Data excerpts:
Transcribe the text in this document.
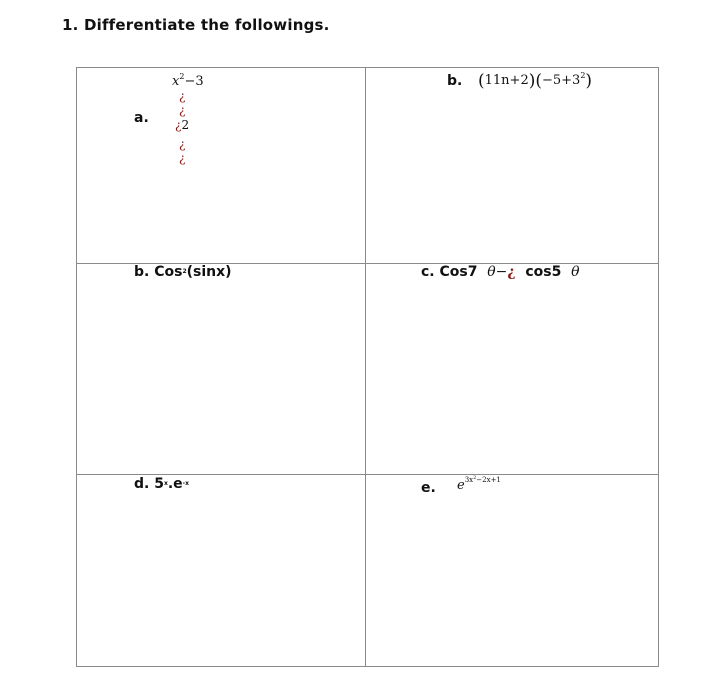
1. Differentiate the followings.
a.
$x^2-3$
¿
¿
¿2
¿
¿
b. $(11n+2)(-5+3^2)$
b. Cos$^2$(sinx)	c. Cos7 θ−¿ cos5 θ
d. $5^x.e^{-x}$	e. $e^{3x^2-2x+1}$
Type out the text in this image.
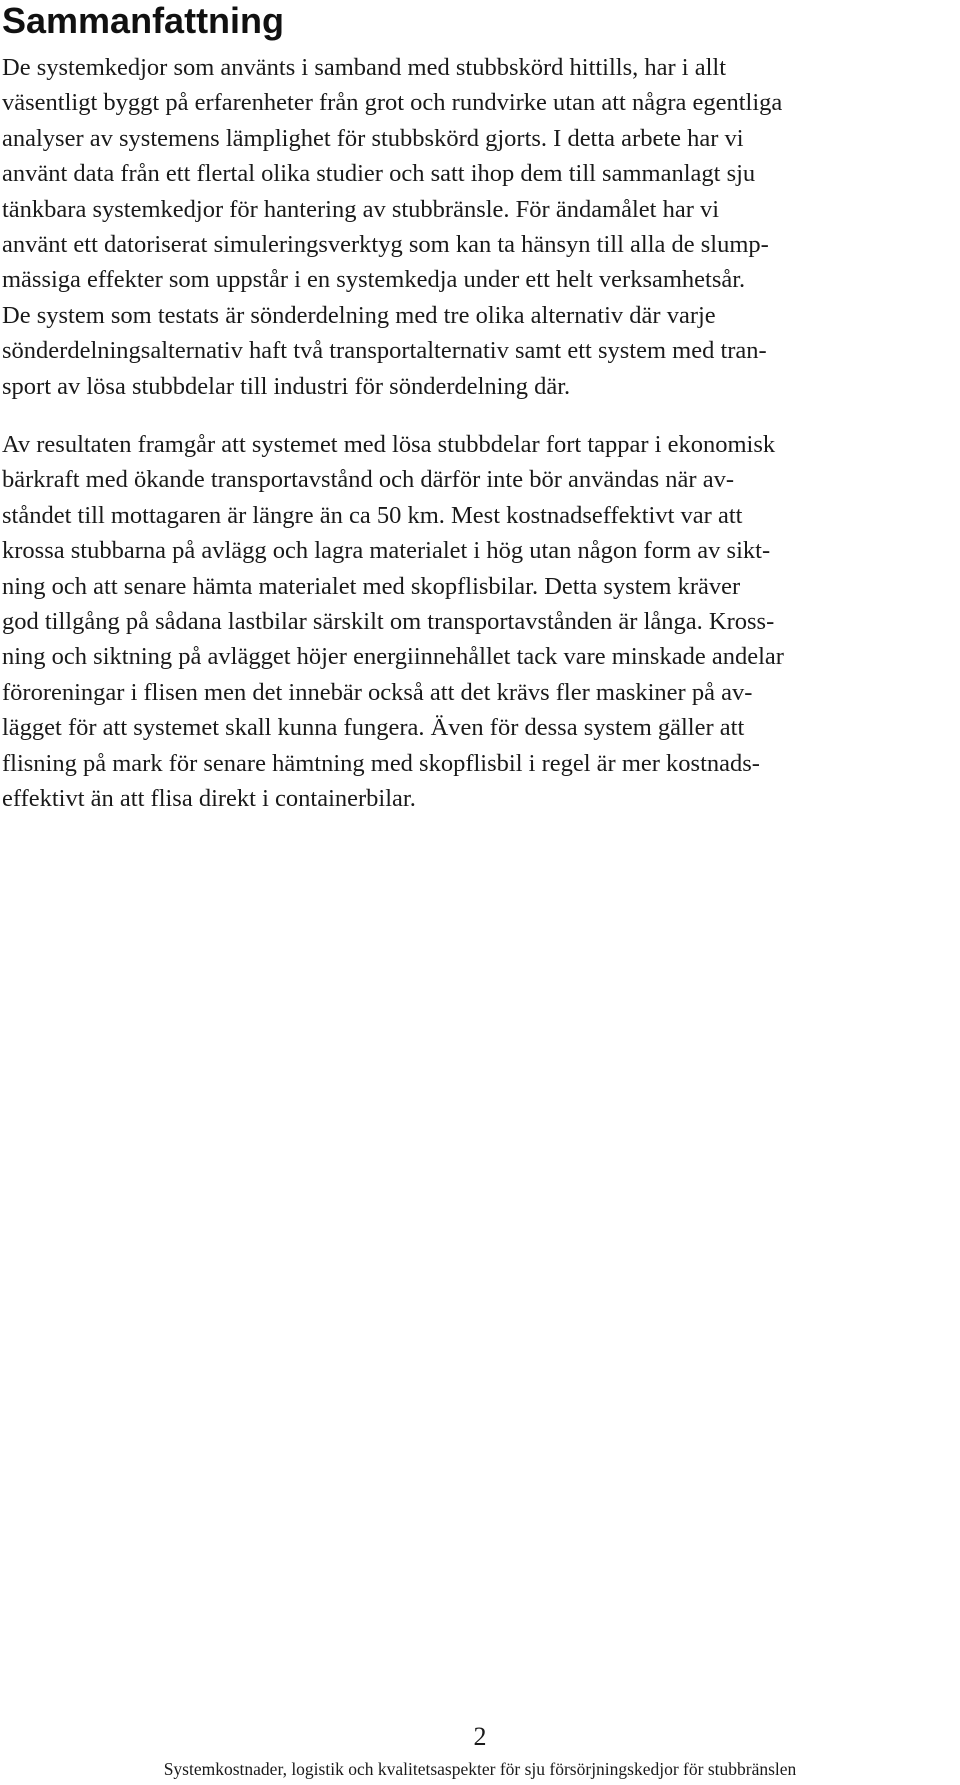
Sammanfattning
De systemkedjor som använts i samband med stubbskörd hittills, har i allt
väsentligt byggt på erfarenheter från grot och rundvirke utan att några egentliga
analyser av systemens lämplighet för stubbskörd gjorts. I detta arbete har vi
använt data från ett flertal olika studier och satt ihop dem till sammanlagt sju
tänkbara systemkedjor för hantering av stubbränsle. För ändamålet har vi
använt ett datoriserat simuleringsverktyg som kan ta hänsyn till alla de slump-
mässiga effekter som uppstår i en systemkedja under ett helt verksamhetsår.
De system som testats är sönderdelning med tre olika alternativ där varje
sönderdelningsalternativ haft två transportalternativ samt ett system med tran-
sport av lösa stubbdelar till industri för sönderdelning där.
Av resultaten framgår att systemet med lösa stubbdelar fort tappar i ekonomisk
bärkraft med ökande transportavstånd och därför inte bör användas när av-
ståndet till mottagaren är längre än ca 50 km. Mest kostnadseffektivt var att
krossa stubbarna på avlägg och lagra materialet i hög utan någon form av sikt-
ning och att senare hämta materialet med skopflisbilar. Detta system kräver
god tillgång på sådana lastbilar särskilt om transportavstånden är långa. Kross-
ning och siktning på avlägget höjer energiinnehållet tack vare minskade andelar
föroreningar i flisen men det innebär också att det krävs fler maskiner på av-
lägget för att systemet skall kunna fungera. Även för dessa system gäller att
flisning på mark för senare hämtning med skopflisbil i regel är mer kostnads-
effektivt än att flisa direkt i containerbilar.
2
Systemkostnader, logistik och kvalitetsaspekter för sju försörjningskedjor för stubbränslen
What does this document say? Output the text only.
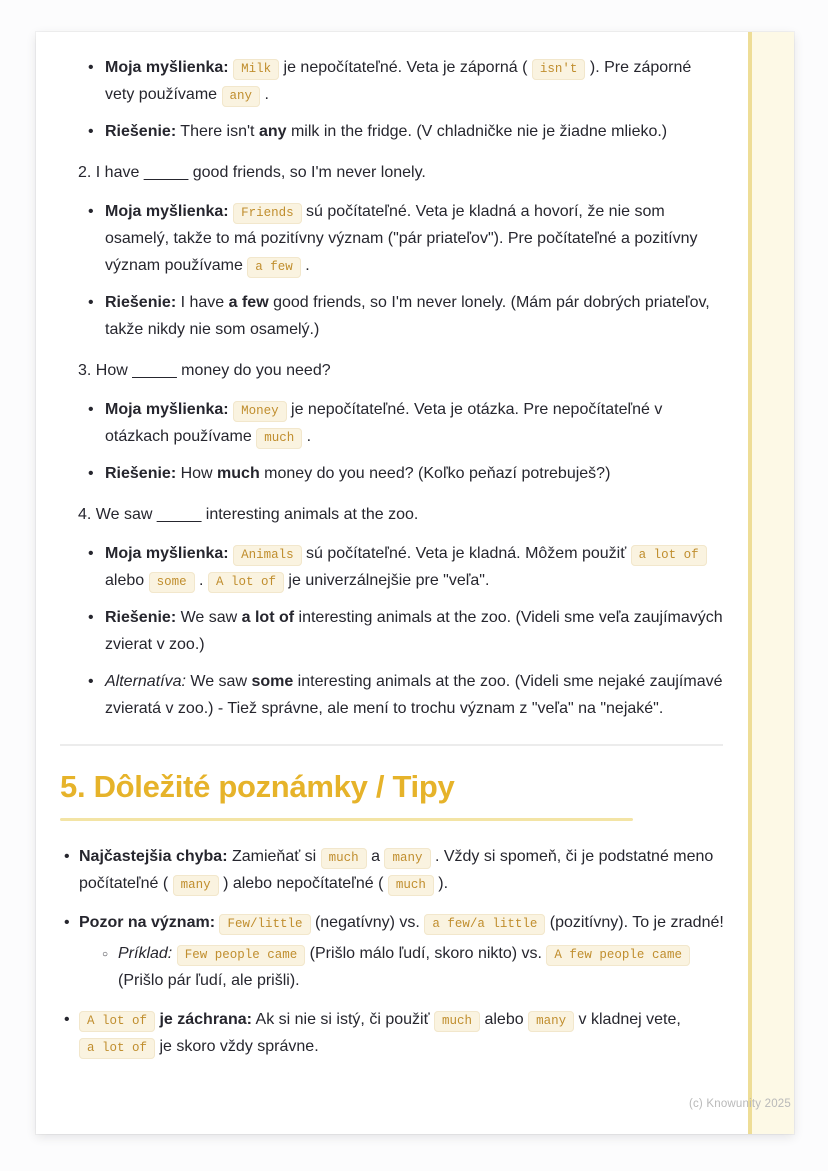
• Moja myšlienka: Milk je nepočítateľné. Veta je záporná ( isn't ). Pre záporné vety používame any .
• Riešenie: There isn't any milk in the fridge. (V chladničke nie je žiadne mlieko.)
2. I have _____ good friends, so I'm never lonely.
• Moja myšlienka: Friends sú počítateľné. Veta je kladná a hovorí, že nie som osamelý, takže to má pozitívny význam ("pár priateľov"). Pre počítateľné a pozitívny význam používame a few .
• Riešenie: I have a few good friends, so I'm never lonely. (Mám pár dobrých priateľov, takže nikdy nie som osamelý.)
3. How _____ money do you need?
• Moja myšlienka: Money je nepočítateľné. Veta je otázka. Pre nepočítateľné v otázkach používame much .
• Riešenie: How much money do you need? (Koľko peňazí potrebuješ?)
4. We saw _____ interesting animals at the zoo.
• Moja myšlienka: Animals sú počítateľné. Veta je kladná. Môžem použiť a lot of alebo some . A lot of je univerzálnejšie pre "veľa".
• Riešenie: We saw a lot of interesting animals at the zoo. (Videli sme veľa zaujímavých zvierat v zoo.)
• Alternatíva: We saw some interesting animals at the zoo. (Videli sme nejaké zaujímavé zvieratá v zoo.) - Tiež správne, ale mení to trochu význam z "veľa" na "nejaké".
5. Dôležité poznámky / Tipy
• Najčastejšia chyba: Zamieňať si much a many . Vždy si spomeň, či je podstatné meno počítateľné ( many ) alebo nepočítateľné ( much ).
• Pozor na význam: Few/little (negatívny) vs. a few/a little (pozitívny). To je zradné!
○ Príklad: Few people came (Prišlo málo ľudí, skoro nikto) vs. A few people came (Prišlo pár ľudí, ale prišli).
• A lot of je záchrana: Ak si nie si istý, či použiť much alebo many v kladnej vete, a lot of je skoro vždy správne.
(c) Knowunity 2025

◆ **Given exercise**: Search the entries for "have" and copy out each line that has it.

◆ **Final result**:
2. I have _____ good friends, so I'm never lonely.
• Riešenie: I have a few good friends, so I'm never lonely. (Mám pár dobrých priateľov, takže nikdy nie som osamelý.)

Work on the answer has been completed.